Stored records

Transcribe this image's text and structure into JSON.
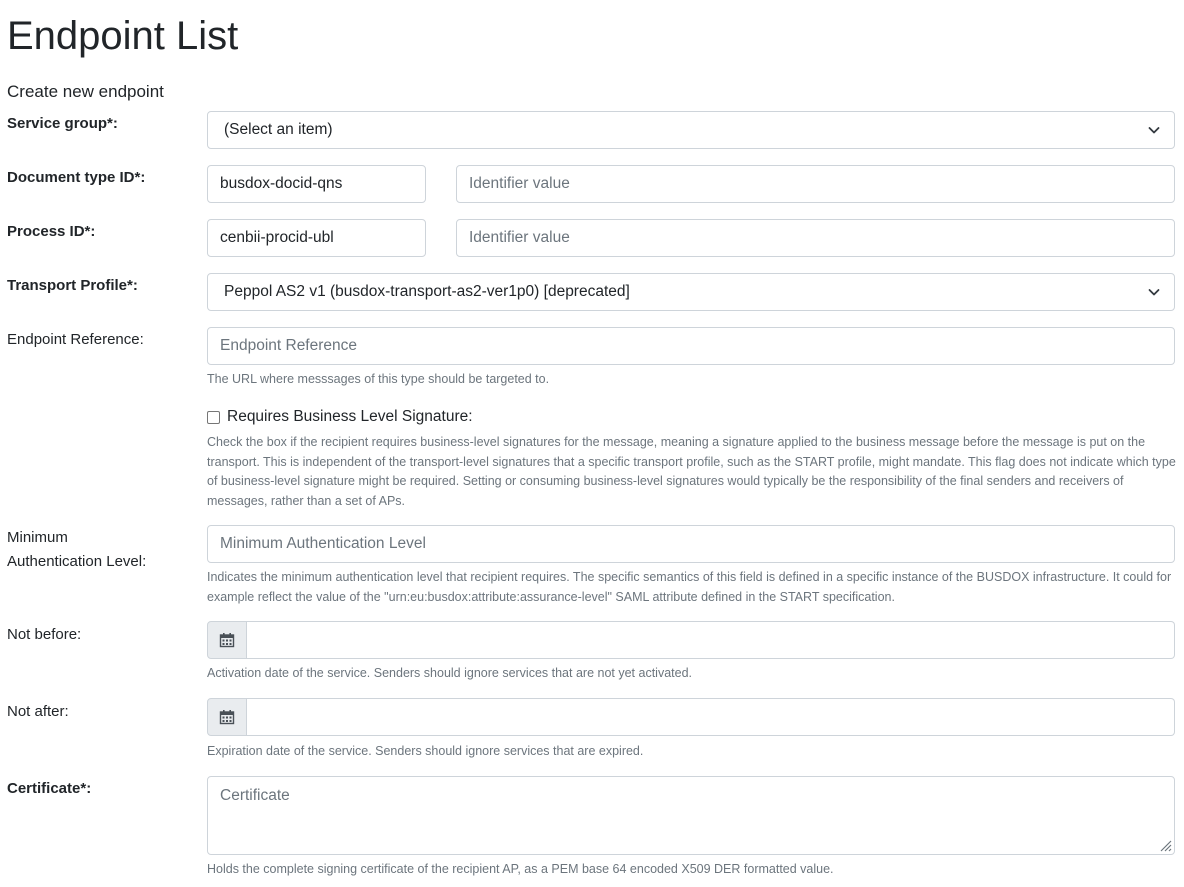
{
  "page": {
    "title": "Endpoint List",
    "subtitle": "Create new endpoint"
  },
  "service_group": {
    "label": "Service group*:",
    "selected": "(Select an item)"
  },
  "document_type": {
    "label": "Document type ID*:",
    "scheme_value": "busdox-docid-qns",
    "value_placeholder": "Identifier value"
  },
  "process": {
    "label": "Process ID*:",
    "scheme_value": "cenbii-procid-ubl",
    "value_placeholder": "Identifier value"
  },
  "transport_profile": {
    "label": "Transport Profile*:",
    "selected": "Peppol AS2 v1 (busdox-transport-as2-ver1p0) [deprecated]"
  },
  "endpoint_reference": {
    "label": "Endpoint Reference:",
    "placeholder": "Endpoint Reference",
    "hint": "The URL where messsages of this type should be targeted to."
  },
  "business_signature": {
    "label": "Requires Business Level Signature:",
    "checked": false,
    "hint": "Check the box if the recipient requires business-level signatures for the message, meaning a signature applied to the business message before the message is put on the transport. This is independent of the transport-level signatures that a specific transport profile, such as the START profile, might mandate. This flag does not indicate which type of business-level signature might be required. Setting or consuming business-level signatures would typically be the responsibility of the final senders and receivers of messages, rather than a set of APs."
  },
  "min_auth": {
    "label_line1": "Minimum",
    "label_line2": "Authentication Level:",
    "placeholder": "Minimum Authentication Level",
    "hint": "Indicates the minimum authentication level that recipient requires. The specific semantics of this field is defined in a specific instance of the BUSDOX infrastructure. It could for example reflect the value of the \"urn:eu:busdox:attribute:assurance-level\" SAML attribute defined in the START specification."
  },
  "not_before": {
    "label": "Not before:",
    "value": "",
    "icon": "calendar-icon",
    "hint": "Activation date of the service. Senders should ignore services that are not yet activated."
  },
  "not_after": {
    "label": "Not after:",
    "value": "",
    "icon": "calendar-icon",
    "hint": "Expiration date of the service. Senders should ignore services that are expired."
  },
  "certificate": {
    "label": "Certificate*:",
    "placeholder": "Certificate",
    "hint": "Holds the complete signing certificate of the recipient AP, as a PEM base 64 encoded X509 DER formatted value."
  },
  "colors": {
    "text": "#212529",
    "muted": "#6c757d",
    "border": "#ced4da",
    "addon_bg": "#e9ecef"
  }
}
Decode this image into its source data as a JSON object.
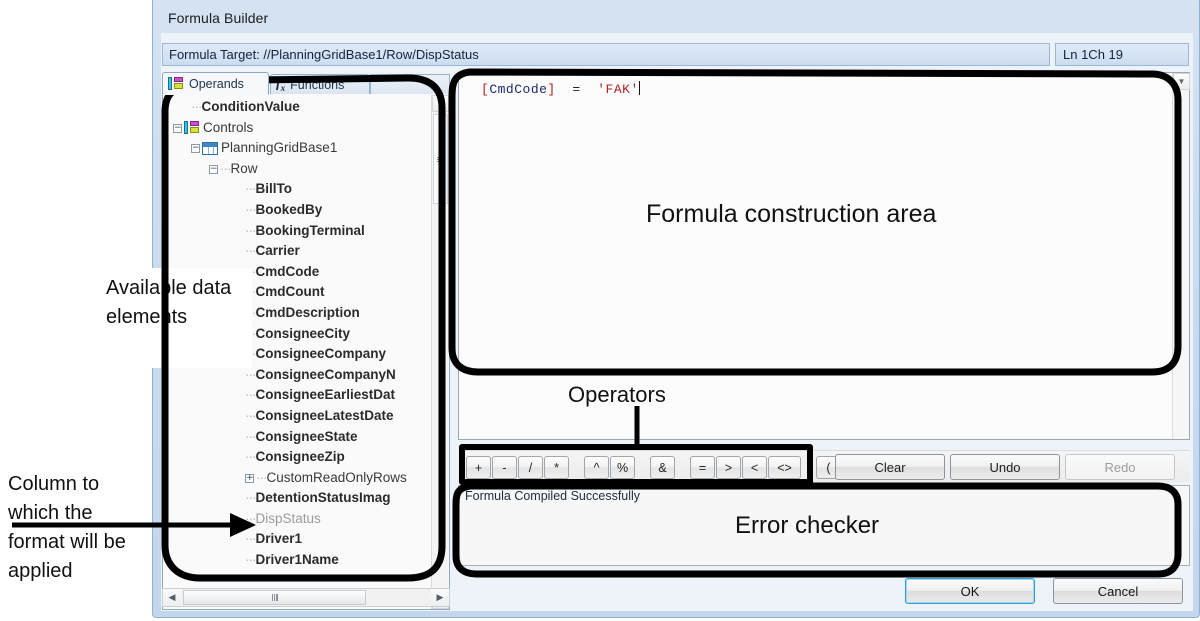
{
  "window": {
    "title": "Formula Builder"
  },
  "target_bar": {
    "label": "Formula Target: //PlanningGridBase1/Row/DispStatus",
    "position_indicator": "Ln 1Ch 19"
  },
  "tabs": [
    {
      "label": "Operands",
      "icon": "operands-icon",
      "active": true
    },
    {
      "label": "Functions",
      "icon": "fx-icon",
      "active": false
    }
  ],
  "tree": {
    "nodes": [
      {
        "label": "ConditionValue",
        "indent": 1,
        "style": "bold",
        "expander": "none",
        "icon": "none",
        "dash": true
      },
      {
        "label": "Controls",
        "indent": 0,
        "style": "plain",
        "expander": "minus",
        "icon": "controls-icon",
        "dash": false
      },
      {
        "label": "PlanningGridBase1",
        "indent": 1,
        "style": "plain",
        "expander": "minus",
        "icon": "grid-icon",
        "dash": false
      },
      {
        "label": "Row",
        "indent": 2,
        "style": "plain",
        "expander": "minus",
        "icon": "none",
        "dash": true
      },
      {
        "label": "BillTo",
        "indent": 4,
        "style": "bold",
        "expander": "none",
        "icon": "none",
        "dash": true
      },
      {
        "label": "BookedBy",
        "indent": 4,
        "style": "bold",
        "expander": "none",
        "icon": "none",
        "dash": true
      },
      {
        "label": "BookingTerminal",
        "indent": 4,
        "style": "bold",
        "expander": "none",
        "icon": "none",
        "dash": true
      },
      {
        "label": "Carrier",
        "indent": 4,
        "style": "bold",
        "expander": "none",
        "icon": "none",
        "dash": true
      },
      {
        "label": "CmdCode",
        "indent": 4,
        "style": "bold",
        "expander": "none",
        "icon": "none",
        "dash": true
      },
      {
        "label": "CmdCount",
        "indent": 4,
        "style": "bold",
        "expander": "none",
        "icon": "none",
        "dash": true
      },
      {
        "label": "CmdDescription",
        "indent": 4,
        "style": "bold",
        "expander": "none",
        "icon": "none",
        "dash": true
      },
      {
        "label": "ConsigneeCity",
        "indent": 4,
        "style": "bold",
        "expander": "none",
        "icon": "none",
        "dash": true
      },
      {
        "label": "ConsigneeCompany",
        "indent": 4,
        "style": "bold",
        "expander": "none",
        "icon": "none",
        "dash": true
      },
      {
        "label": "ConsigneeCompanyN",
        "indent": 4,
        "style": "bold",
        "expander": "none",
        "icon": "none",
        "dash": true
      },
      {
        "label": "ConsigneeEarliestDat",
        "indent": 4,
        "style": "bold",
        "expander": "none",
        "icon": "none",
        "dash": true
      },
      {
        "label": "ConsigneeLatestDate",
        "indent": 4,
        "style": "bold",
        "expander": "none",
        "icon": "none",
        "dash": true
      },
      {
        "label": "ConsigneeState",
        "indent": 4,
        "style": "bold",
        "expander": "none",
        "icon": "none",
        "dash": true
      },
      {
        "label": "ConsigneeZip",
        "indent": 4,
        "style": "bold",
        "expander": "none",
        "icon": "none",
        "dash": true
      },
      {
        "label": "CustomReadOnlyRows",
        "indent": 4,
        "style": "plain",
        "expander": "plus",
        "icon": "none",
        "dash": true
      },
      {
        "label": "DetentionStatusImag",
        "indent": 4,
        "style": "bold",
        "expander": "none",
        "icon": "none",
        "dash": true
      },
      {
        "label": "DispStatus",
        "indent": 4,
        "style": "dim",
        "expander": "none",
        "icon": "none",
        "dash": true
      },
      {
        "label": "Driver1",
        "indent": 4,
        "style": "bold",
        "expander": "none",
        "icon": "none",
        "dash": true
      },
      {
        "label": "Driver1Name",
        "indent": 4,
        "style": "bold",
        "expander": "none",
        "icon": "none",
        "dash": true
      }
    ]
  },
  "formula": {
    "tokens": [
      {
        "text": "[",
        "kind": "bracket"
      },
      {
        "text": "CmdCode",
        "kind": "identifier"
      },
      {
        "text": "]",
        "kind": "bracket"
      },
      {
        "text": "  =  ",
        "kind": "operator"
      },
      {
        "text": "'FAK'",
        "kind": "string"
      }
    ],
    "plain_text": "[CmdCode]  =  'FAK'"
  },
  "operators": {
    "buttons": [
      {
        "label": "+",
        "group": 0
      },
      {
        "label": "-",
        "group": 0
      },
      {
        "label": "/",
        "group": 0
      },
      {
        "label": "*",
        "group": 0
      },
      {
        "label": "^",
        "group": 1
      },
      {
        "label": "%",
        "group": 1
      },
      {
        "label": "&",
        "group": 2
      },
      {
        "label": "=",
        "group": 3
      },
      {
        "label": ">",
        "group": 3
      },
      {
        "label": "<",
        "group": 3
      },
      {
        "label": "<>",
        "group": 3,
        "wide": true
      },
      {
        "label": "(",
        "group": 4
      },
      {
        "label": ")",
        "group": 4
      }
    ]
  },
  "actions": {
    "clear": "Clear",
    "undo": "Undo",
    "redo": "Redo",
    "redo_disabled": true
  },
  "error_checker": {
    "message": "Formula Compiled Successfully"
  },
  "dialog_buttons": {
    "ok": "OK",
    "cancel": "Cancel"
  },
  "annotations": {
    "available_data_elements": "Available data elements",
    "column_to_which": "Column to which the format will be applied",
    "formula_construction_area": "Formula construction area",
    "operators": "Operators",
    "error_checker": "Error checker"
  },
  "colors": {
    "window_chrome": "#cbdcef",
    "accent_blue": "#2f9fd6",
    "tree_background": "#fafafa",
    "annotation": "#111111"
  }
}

--

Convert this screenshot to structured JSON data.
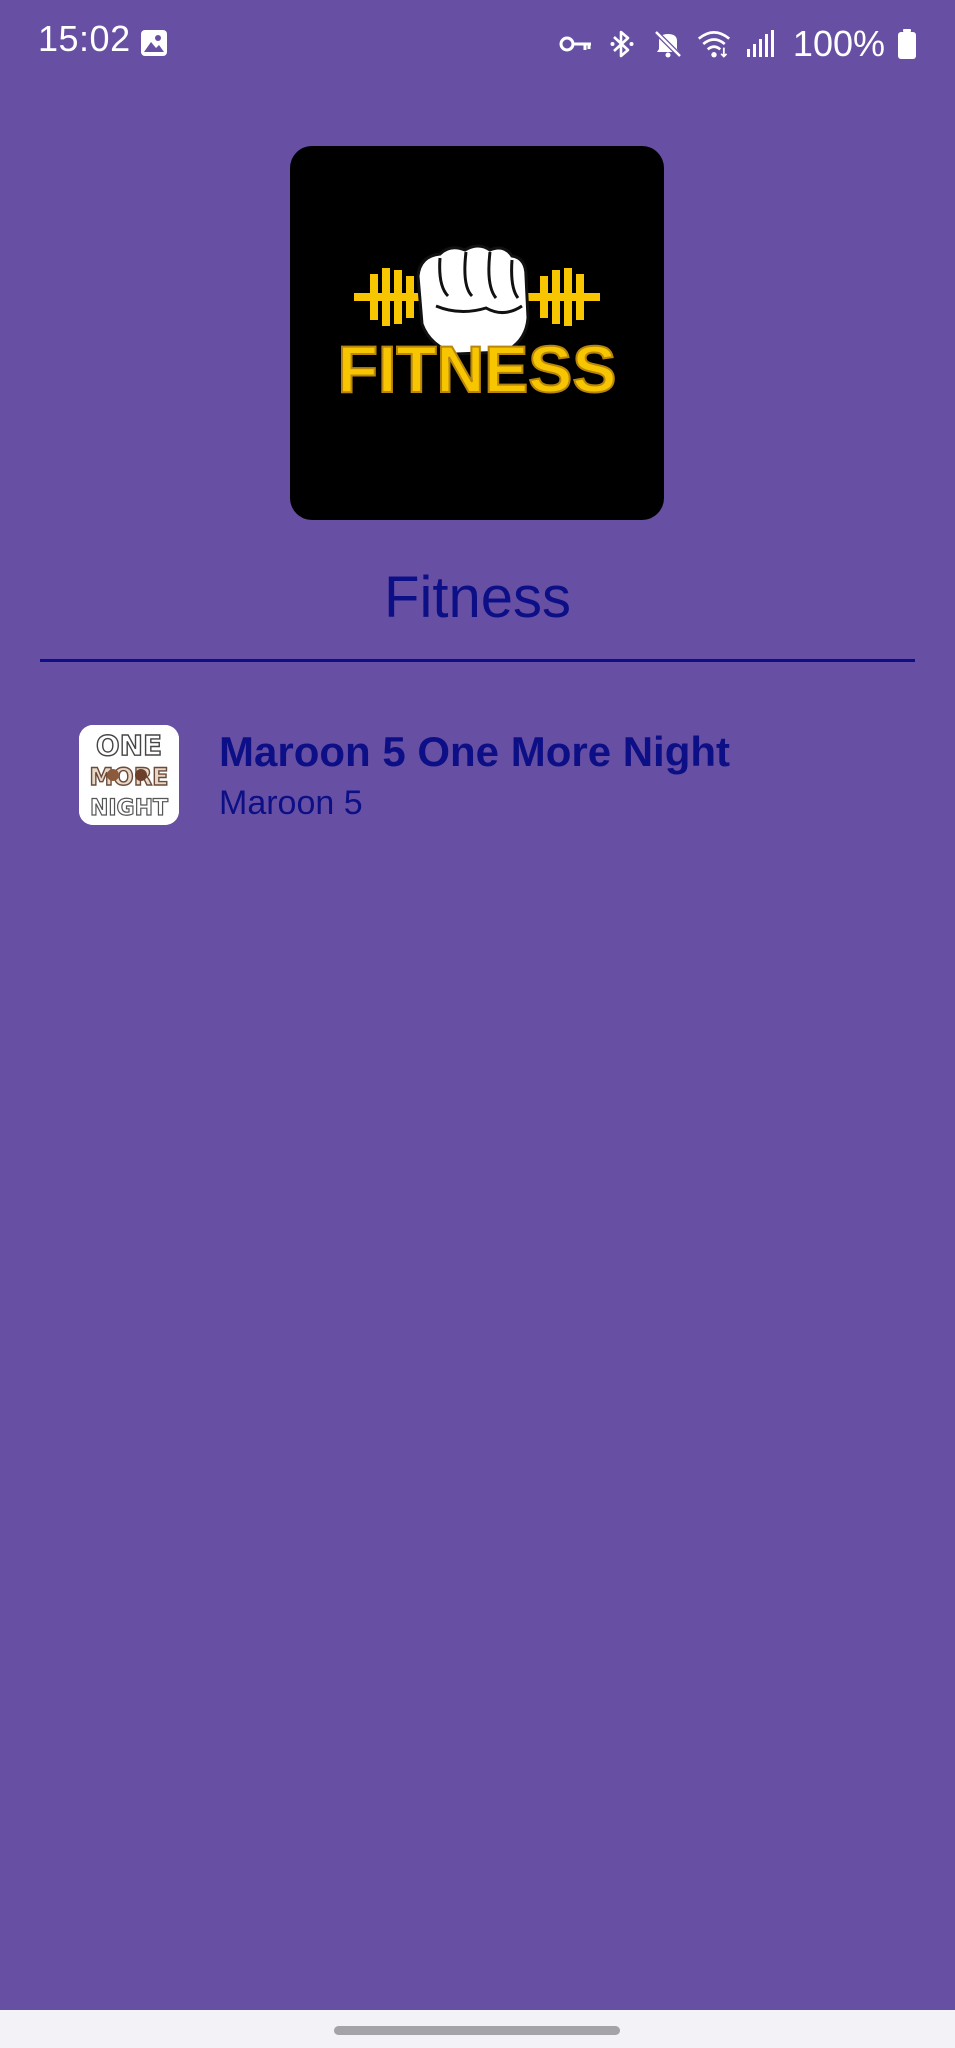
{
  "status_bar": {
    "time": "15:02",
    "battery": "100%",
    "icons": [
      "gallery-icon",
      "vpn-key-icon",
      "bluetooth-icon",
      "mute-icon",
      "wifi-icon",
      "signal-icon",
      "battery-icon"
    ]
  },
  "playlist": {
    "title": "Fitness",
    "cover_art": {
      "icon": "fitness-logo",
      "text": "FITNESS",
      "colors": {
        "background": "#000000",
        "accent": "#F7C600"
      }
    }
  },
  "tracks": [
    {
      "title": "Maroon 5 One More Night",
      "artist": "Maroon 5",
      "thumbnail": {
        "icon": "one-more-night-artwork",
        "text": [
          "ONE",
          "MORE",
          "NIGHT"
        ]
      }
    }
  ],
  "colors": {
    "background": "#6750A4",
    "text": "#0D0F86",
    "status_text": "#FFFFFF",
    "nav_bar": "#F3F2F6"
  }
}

▶ [SET PROBLEM]: Gather every line from the entries above where the word "services" appears, and copy them.

▶ [EXERCISE ANSWER]:
    "hint": "Activation date of the service. Senders should ignore services that are not yet activated."
    "hint": "Expiration date of the service. Senders should ignore services that are expired."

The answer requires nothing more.